** Start of PAGE **

For example, such a configuration may be implemented at least in
part as a hard-wired circuit, as a circuit configuration fabricated
into an application-specific integrated circuit, or as a firmware
program loaded into non-volatile storage or a software program
loaded from or into a data storage medium as machine-readable code,
such code being instructions executable by an array of logic
elements such as a general purpose processor or other digital
signal processing unit. A general purpose processor may be a
microprocessor, but in the alternative, the processor may be any
conventional processor, controller, microcontroller, or state
machine. A processor may also be implemented as a combination of
computing devices, e.g., a combination of a DSP and a
microprocessor, a plurality of microprocessors, one or more
microprocessors in conjunction with a DSP core, or any other such
configuration. A software module may reside in a non-transitory
storage medium such as RAM (random-access memory), ROM (read-only
memory), nonvolatile RAM (NVRAM) such as flash RAM, erasable
programmable ROM (EPROM), electrically erasable programmable ROM
(EEPROM), registers, hard disk, a removable disk, or a CD-ROM; or
in any other form of storage medium known in the art. An
illustrative storage medium is coupled to the processor such the
processor can read information from, and write information to, the
storage medium. In the alternative, the storage medium may be
integral to the processor. The processor and the storage medium may
reside in an ASIC. The ASIC may reside in a user terminal. In the
alternative, the processor and the storage medium may reside as
discrete components in a user terminal.
[0271] It is noted that the various methods disclosed herein (e.g.,
methods M100 and M300, and the other methods disclosed with
reference to operation of the various apparatus and devices
described herein) may be performed by an array of logic elements
such as a processor, and that the various elements of an apparatus
as described herein may be implemented in part as modules designed
to execute on such an array. As used herein, the term "module" or
"sub-module" can refer to any method, apparatus, device, unit or
computer-readable data storage medium that includes computer
instructions (e.g., logical expressions) in software, hardware or
firmware form. It is to be understood that multiple modules or
systems can be combined into one module or system and one module or
system can be separated into multiple modules or systems to perform
the same functions. When implemented in software or other
computer-executable instructions, the elements of a process are
essentially the code segments to perform the related tasks, such as
with routines, programs, objects, components, data structures, and
the like. The term "software" should be understood to include
source code, assembly language code, machine code, binary code,
firmware, macrocode, microcode, any one or more sets or sequences
of instructions executable by an array of logic elements, and any
combination of such examples. The program or code segments can be
stored in a processor-readable storage medium or transmitted by a
computer data signal embodied in a carrier wave over a transmission
medium or communication link.

** End of PAGE **
** Start of ITEMS **

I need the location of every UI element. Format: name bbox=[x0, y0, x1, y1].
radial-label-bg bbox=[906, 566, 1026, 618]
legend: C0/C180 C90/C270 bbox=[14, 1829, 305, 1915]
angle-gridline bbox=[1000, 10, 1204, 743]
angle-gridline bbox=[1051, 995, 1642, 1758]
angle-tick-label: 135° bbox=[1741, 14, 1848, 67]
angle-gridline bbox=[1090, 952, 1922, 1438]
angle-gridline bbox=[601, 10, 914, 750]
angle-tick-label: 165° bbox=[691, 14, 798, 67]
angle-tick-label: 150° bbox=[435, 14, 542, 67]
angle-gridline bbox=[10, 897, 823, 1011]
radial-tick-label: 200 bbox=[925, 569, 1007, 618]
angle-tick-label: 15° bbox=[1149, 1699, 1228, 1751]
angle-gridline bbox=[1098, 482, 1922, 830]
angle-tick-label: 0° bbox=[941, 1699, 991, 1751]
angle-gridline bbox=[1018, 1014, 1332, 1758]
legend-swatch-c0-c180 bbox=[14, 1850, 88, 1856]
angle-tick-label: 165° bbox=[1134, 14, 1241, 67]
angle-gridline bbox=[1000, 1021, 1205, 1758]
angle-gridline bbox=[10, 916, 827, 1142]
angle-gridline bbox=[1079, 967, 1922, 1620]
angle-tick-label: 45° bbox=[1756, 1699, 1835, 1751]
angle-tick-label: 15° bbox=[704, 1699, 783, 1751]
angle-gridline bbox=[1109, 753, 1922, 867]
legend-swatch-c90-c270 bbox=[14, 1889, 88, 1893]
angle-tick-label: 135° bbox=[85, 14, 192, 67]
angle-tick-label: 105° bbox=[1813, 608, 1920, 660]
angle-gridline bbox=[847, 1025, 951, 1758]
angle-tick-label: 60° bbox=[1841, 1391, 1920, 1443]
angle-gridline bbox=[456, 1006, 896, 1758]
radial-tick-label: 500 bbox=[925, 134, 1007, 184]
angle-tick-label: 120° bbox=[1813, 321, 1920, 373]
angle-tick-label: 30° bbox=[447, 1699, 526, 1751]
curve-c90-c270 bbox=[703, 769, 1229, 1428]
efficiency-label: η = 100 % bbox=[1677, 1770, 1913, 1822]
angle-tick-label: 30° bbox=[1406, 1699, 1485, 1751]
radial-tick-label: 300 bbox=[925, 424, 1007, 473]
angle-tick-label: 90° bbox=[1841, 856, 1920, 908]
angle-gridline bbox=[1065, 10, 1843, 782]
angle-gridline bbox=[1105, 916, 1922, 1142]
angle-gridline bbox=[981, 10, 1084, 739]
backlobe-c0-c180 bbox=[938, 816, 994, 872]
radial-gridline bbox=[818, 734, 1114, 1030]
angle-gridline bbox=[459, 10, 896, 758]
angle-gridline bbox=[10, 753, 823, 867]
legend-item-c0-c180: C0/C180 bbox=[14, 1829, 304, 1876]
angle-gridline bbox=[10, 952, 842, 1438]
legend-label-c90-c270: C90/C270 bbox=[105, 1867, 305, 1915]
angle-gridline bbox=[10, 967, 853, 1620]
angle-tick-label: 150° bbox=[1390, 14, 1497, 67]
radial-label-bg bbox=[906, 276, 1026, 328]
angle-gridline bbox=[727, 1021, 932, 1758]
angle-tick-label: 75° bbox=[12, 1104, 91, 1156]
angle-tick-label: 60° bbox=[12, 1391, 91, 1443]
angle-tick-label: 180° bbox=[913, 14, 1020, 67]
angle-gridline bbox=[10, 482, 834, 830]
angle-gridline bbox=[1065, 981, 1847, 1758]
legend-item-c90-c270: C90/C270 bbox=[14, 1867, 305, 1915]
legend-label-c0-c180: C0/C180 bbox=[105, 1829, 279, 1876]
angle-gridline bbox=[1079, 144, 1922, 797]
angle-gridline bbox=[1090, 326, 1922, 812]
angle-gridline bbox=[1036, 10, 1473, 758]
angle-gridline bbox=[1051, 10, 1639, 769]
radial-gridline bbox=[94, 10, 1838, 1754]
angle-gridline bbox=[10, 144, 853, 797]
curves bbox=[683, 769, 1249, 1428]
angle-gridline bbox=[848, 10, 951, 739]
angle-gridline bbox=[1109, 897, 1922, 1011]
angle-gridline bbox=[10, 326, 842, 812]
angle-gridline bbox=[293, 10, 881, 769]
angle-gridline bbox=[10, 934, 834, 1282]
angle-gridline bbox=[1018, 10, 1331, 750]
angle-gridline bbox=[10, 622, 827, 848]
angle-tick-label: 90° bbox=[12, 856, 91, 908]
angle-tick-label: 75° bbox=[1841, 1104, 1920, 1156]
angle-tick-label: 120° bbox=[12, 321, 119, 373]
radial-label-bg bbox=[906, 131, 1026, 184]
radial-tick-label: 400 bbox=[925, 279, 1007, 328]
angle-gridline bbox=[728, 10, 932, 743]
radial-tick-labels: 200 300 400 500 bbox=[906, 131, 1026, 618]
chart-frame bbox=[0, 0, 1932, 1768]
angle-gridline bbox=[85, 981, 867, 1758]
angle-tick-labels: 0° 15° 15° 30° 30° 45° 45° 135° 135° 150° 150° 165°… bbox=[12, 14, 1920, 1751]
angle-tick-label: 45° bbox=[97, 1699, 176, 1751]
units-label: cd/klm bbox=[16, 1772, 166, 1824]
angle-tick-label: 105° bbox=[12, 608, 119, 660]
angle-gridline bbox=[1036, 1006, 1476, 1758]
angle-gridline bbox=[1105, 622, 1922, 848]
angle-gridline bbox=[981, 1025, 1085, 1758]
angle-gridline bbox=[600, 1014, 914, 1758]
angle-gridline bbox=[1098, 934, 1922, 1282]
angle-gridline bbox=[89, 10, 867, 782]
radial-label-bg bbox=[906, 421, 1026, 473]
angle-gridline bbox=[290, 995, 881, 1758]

** End of ITEMS **

**THE TASKS**
1 – Summarize the passage on processors, storage media, and software modules in three sentences.
2 – Continue the passage on processors, storage media, and software modules from its last sentence.
The records are not needed for either task.

**ANSWERS IN ORDER**
1 – A configuration may be implemented as a hard-wired circuit, as a circuit in an application-specific integrated circuit, or as firmware or software whose code is executable by an array of logic elements such as a general purpose processor, which may itself be any conventional processor, controller, microcontroller, or state machine, or a combination of computing devices. A software module may reside in a non-transitory storage medium such as RAM, ROM, flash RAM, EPROM, EEPROM, registers, a hard disk, a removable disk, or a CD-ROM, and that medium may be coupled to the processor, be integral to it, or sit with it in an ASIC or as discrete components in a user terminal. The disclosed methods may be performed by an array of logic elements, with apparatus elements implemented partly as modules, where "module" covers anything holding computer instructions in software, hardware, or firmware form, and "software" includes forms ranging from source code to microcode that may be stored in a processor-readable medium or transmitted over a transmission medium.

2 –
[0272] The implementations of methods, schemes, and techniques
disclosed herein may also be tangibly embodied (for example, in
tangible, computer-readable features of one or more
computer-readable storage media as listed herein) as one or more
sets of instructions executable by a machine including an array of
logic elements (e.g., a processor, microprocessor, microcontroller,
or other finite state machine). The term "computer-readable medium"
may include any medium that can store or transfer information,
including volatile, nonvolatile, removable, and non-removable
storage media. Examples of a computer-readable medium include an
electronic circuit, a semiconductor memory device, a ROM, a flash
memory, an erasable ROM (EROM), a floppy diskette or other magnetic
storage, a CD-ROM/DVD or other optical storage, a hard disk or any
other medium which can be used to store the desired information, a
fiber optic medium, a radio frequency (RF) link, or any other
medium which can be used to carry the desired information and can
be accessed. The computer data signal may include any signal that
can propagate over a transmission medium such as electronic network
channels, optical fibers, air, electromagnetic, RF links, etc. The
code segments may be downloaded via computer networks such as the
Internet or an intranet. In any case, the scope of the present
disclosure should not be construed as limited by such
embodiments.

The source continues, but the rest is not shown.